[Task statement] Go through the entries below and pick out every line with "profile".

-- BEGIN Task data --

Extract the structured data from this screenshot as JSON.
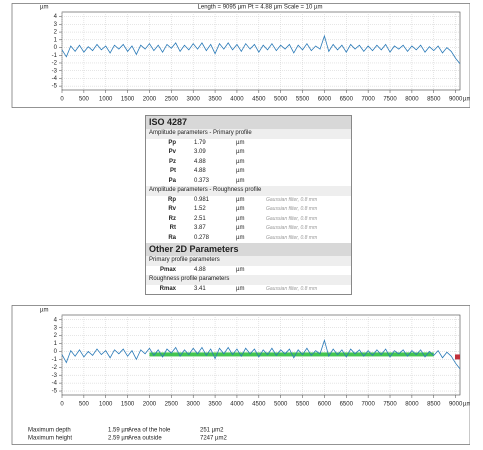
{
  "chart_data": [
    {
      "type": "line",
      "title": "Length = 9095 µm  Pt = 4.88 µm  Scale = 10 µm",
      "y_label": "µm",
      "x_label": "µm",
      "color": "#2a7ab8",
      "grid": true,
      "xlim": [
        0,
        9100
      ],
      "ylim": [
        -5.5,
        4.6
      ],
      "xticks": [
        0,
        500,
        1000,
        1500,
        2000,
        2500,
        3000,
        3500,
        4000,
        4500,
        5000,
        5500,
        6000,
        6500,
        7000,
        7500,
        8000,
        8500,
        9000
      ],
      "yticks": [
        4,
        3,
        2,
        1,
        0,
        -1,
        -2,
        -3,
        -4,
        -5
      ],
      "x": [
        0,
        100,
        200,
        300,
        400,
        500,
        600,
        700,
        800,
        900,
        1000,
        1100,
        1200,
        1300,
        1400,
        1500,
        1600,
        1700,
        1800,
        1900,
        2000,
        2100,
        2200,
        2300,
        2400,
        2500,
        2600,
        2700,
        2800,
        2900,
        3000,
        3100,
        3200,
        3300,
        3400,
        3500,
        3600,
        3700,
        3800,
        3900,
        4000,
        4100,
        4200,
        4300,
        4400,
        4500,
        4600,
        4700,
        4800,
        4900,
        5000,
        5100,
        5200,
        5300,
        5400,
        5500,
        5600,
        5700,
        5800,
        5900,
        6000,
        6100,
        6200,
        6300,
        6400,
        6500,
        6600,
        6700,
        6800,
        6900,
        7000,
        7100,
        7200,
        7300,
        7400,
        7500,
        7600,
        7700,
        7800,
        7900,
        8000,
        8100,
        8200,
        8300,
        8400,
        8500,
        8600,
        8700,
        8800,
        8900,
        9000,
        9100
      ],
      "values": [
        -0.3,
        -1.2,
        0.2,
        -0.5,
        0.3,
        -0.6,
        0.1,
        -0.4,
        0.4,
        -0.3,
        0.2,
        -0.7,
        0.3,
        -0.2,
        0.4,
        -0.5,
        0.2,
        -0.9,
        0.3,
        -0.2,
        0.5,
        -0.4,
        0.3,
        -0.6,
        0.4,
        -0.1,
        0.6,
        -0.5,
        0.3,
        -0.3,
        0.5,
        -0.2,
        0.6,
        -0.4,
        0.4,
        -0.8,
        0.5,
        -0.2,
        0.6,
        -0.3,
        0.4,
        -0.5,
        0.5,
        -0.2,
        0.4,
        -0.6,
        0.3,
        -0.3,
        0.5,
        -0.4,
        0.3,
        -0.2,
        0.4,
        -0.7,
        0.3,
        -0.3,
        0.5,
        -0.4,
        0.2,
        -0.2,
        1.5,
        -0.5,
        0.4,
        -0.3,
        0.3,
        -0.6,
        0.4,
        -0.2,
        0.3,
        -0.5,
        0.2,
        -0.4,
        0.3,
        -0.3,
        0.4,
        -0.6,
        0.2,
        -0.2,
        0.3,
        -0.5,
        0.2,
        -0.3,
        0.3,
        -0.6,
        0.1,
        -0.4,
        0.2,
        -0.7,
        0.0,
        -0.5,
        -1.4,
        -2.1
      ]
    },
    {
      "type": "line",
      "y_label": "µm",
      "x_label": "µm",
      "color": "#2a7ab8",
      "grid": true,
      "xlim": [
        0,
        9100
      ],
      "ylim": [
        -5.5,
        4.6
      ],
      "xticks": [
        0,
        500,
        1000,
        1500,
        2000,
        2500,
        3000,
        3500,
        4000,
        4500,
        5000,
        5500,
        6000,
        6500,
        7000,
        7500,
        8000,
        8500,
        9000
      ],
      "yticks": [
        4,
        3,
        2,
        1,
        0,
        -1,
        -2,
        -3,
        -4,
        -5
      ],
      "x": [
        0,
        100,
        200,
        300,
        400,
        500,
        600,
        700,
        800,
        900,
        1000,
        1100,
        1200,
        1300,
        1400,
        1500,
        1600,
        1700,
        1800,
        1900,
        2000,
        2100,
        2200,
        2300,
        2400,
        2500,
        2600,
        2700,
        2800,
        2900,
        3000,
        3100,
        3200,
        3300,
        3400,
        3500,
        3600,
        3700,
        3800,
        3900,
        4000,
        4100,
        4200,
        4300,
        4400,
        4500,
        4600,
        4700,
        4800,
        4900,
        5000,
        5100,
        5200,
        5300,
        5400,
        5500,
        5600,
        5700,
        5800,
        5900,
        6000,
        6100,
        6200,
        6300,
        6400,
        6500,
        6600,
        6700,
        6800,
        6900,
        7000,
        7100,
        7200,
        7300,
        7400,
        7500,
        7600,
        7700,
        7800,
        7900,
        8000,
        8100,
        8200,
        8300,
        8400,
        8500,
        8600,
        8700,
        8800,
        8900,
        9000,
        9100
      ],
      "values": [
        -0.4,
        -1.4,
        0.1,
        -0.6,
        0.2,
        -0.7,
        0.0,
        -0.5,
        0.3,
        -0.4,
        0.1,
        -0.8,
        0.2,
        -0.3,
        0.3,
        -0.6,
        0.1,
        -1.0,
        0.2,
        -0.3,
        0.4,
        -0.5,
        0.2,
        -0.7,
        0.3,
        -0.2,
        0.5,
        -0.6,
        0.2,
        -0.4,
        0.4,
        -0.3,
        0.5,
        -0.5,
        0.3,
        -0.9,
        0.4,
        -0.3,
        0.5,
        -0.4,
        0.3,
        -0.6,
        0.4,
        -0.3,
        0.3,
        -0.7,
        0.2,
        -0.4,
        0.4,
        -0.5,
        0.2,
        -0.3,
        0.3,
        -0.8,
        0.2,
        -0.4,
        0.4,
        -0.5,
        0.1,
        -0.3,
        1.4,
        -0.6,
        0.3,
        -0.4,
        0.2,
        -0.7,
        0.3,
        -0.3,
        0.2,
        -0.6,
        0.1,
        -0.5,
        0.2,
        -0.4,
        0.3,
        -0.7,
        0.1,
        -0.3,
        0.2,
        -0.6,
        0.1,
        -0.4,
        0.2,
        -0.7,
        0.0,
        -0.5,
        0.1,
        -0.8,
        -0.1,
        -0.6,
        -1.5,
        -2.2
      ]
    }
  ],
  "table": {
    "title": "ISO 4287",
    "groups": [
      {
        "heading": "Amplitude parameters - Primary profile",
        "rows": [
          [
            "Pp",
            "1.79",
            "µm"
          ],
          [
            "Pv",
            "3.09",
            "µm"
          ],
          [
            "Pz",
            "4.88",
            "µm"
          ],
          [
            "Pt",
            "4.88",
            "µm"
          ],
          [
            "Pa",
            "0.373",
            "µm"
          ]
        ]
      },
      {
        "heading": "Amplitude parameters - Roughness profile",
        "rows": [
          [
            "Rp",
            "0.981",
            "µm",
            "Gaussian filter, 0.8 mm"
          ],
          [
            "Rv",
            "1.52",
            "µm",
            "Gaussian filter, 0.8 mm"
          ],
          [
            "Rz",
            "2.51",
            "µm",
            "Gaussian filter, 0.8 mm"
          ],
          [
            "Rt",
            "3.87",
            "µm",
            "Gaussian filter, 0.8 mm"
          ],
          [
            "Ra",
            "0.278",
            "µm",
            "Gaussian filter, 0.8 mm"
          ]
        ]
      }
    ],
    "title2": "Other 2D Parameters",
    "groups2": [
      {
        "heading": "Primary profile parameters",
        "rows": [
          [
            "Pmax",
            "4.88",
            "µm"
          ]
        ]
      },
      {
        "heading": "Roughness profile parameters",
        "rows": [
          [
            "Rmax",
            "3.41",
            "µm",
            "Gaussian filter, 0.8 mm"
          ]
        ]
      }
    ]
  },
  "results": [
    [
      "Maximum depth",
      "1.59 µm",
      "Area of the hole",
      "251 µm2"
    ],
    [
      "Maximum height",
      "2.59 µm",
      "Area outside",
      "7247 µm2"
    ]
  ]
}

-- END Task data --

[Response to this exercise]
        "heading": "Amplitude parameters - Primary profile",
        "heading": "Amplitude parameters - Roughness profile",
        "heading": "Primary profile parameters",
        "heading": "Roughness profile parameters",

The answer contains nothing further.